▶ DIRECTIONS: Copy all lines in the data that contain the string "kcal".

(Stored data entries)
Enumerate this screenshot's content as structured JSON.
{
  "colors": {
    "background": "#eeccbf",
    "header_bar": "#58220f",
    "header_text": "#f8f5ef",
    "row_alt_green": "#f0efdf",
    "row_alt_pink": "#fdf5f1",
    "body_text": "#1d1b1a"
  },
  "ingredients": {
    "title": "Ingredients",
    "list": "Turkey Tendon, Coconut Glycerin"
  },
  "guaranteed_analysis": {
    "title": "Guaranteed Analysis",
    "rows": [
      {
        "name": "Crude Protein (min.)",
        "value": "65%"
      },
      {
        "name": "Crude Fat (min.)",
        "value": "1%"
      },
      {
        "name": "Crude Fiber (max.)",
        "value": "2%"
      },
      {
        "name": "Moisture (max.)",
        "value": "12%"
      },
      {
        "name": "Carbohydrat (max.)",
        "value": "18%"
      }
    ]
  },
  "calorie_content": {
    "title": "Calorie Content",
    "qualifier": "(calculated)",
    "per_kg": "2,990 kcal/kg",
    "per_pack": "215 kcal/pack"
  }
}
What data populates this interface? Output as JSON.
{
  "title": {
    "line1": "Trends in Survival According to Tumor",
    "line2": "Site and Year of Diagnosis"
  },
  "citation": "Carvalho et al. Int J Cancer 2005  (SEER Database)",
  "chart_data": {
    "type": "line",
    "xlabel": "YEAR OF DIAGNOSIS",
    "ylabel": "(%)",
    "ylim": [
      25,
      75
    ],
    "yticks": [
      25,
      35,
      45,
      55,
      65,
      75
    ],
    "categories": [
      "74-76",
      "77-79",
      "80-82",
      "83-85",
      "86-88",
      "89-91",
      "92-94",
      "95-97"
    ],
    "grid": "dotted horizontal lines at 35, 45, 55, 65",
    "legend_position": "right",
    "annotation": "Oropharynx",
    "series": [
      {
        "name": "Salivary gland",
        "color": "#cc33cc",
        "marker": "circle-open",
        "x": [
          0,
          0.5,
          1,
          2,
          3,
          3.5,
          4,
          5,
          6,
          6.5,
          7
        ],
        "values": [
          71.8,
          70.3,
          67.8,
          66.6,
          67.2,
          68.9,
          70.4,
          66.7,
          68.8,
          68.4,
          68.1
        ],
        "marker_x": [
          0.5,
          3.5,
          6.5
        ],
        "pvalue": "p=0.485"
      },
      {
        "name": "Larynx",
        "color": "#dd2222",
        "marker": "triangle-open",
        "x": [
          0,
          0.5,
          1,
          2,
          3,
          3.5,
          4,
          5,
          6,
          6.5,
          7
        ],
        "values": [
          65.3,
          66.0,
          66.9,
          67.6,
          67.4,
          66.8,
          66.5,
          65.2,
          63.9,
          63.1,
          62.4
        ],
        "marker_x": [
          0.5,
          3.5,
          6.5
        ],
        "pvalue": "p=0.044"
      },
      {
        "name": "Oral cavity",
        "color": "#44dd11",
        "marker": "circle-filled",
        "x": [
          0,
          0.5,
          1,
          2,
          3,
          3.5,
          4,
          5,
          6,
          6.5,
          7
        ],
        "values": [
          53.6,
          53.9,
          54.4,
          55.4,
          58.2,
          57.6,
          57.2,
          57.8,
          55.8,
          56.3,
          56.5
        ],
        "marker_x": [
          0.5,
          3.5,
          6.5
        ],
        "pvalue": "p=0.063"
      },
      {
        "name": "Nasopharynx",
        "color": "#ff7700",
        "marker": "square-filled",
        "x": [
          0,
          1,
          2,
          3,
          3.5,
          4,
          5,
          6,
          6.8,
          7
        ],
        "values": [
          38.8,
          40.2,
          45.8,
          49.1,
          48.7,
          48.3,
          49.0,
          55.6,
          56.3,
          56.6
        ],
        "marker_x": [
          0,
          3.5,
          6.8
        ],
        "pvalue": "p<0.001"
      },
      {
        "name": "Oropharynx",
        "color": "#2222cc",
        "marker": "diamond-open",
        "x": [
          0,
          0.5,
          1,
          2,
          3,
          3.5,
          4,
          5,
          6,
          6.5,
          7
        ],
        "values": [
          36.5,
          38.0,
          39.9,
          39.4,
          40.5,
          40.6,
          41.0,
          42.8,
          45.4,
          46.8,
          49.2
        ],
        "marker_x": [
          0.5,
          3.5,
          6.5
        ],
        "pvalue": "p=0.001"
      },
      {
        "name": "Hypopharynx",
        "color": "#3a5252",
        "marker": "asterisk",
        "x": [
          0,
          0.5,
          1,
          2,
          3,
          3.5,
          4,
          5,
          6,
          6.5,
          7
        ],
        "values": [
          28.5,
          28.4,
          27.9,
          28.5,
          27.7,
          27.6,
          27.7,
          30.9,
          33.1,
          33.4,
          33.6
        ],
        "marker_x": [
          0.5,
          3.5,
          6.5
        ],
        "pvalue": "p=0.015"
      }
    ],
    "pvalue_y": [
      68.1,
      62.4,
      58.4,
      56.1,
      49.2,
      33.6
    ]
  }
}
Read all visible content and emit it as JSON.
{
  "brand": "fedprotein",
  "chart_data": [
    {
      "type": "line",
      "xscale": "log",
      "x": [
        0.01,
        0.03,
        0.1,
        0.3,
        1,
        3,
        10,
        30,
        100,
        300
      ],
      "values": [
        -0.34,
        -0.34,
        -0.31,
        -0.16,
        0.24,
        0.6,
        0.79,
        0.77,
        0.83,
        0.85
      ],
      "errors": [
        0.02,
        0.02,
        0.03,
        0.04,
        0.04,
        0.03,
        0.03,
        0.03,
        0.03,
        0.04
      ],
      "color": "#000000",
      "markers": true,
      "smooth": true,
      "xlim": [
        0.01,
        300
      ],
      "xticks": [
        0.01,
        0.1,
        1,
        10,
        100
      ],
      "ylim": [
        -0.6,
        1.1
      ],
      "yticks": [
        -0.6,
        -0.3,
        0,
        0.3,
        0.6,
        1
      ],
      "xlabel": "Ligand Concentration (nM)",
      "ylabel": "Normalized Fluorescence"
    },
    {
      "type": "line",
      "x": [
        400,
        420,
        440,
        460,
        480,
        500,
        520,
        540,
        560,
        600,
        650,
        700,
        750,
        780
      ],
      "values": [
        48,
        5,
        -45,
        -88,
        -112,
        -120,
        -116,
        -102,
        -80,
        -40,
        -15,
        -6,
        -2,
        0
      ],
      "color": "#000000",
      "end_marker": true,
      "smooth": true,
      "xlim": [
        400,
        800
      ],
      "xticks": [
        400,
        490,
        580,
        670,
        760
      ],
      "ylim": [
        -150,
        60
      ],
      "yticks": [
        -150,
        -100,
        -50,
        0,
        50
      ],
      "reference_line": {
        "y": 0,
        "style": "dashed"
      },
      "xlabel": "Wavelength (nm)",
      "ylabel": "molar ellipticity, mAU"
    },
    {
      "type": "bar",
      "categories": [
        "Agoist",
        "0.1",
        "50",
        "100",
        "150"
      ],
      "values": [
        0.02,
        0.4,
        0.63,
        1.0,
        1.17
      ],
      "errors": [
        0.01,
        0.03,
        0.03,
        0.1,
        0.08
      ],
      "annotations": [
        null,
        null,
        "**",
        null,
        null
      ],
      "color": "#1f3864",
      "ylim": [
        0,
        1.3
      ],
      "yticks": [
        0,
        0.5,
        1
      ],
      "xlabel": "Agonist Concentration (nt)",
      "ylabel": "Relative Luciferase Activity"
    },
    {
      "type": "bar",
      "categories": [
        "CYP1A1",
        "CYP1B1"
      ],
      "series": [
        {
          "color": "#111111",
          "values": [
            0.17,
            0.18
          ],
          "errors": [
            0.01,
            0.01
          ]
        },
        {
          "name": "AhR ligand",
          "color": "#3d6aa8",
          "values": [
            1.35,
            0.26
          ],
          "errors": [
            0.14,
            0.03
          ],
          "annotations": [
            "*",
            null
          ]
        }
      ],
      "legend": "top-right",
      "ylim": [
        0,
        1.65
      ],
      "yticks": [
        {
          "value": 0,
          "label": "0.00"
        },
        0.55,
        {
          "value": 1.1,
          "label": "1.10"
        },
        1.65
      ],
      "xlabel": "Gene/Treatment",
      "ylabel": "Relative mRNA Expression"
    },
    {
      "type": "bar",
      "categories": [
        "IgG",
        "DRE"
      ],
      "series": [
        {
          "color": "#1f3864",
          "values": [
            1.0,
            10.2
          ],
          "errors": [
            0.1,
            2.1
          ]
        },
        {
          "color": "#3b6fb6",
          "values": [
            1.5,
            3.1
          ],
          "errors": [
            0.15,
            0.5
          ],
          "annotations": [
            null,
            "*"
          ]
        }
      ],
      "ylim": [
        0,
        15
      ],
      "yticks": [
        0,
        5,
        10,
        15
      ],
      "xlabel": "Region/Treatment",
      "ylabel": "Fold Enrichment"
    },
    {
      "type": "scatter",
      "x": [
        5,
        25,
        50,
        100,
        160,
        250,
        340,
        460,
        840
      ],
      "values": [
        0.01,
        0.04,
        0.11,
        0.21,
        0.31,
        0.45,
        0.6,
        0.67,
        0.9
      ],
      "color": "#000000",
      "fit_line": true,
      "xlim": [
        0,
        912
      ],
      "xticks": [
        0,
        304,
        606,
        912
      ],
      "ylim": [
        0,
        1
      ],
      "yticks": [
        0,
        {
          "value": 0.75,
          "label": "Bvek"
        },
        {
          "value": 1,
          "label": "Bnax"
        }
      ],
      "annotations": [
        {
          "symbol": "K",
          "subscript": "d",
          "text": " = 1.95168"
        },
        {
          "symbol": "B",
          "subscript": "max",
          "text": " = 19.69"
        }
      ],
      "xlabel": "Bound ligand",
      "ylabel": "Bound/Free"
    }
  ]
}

▶ SOLUTION TO THE EXERCISE:
    "per_kg": "2,990 kcal/kg",
    "per_pack": "215 kcal/pack"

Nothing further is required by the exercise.